■ **What to produce**: Copy out the listing that follows exactly, dropping every picture.

■ **Information shown**:
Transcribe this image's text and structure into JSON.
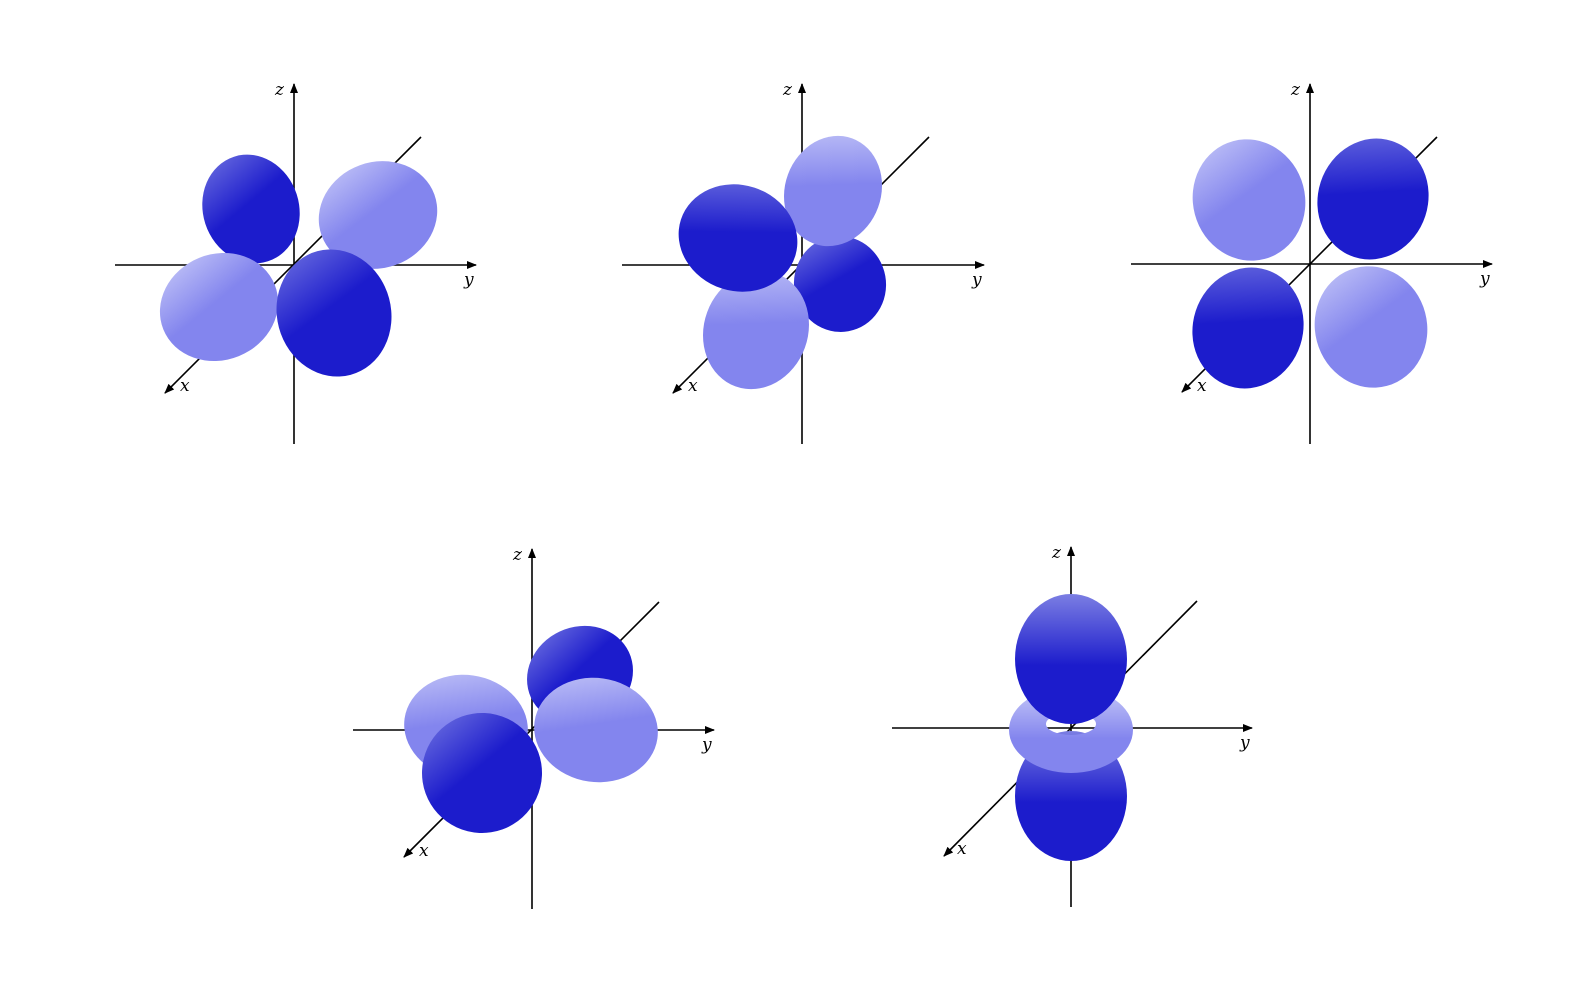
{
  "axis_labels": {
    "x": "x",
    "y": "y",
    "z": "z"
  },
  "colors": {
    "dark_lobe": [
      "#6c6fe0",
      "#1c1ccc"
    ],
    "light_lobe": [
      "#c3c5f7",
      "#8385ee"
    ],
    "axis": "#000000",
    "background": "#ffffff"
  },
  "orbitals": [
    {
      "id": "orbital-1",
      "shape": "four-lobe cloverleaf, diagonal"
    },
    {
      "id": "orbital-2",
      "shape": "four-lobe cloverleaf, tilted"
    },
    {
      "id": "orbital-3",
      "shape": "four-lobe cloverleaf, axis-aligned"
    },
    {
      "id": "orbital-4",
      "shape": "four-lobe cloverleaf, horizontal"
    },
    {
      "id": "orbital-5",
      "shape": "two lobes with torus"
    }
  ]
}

■ **Reply**:
Transcribe this image's text and structure into JSON.
{
  "axis_labels": {
    "x": "x",
    "y": "y",
    "z": "z"
  },
  "colors": {
    "dark_lobe": [
      "#6c6fe0",
      "#1c1ccc"
    ],
    "light_lobe": [
      "#c3c5f7",
      "#8385ee"
    ],
    "axis": "#000000",
    "background": "#ffffff"
  },
  "orbitals": [
    {
      "id": "orbital-1",
      "shape": "four-lobe cloverleaf, diagonal"
    },
    {
      "id": "orbital-2",
      "shape": "four-lobe cloverleaf, tilted"
    },
    {
      "id": "orbital-3",
      "shape": "four-lobe cloverleaf, axis-aligned"
    },
    {
      "id": "orbital-4",
      "shape": "four-lobe cloverleaf, horizontal"
    },
    {
      "id": "orbital-5",
      "shape": "two lobes with torus"
    }
  ]
}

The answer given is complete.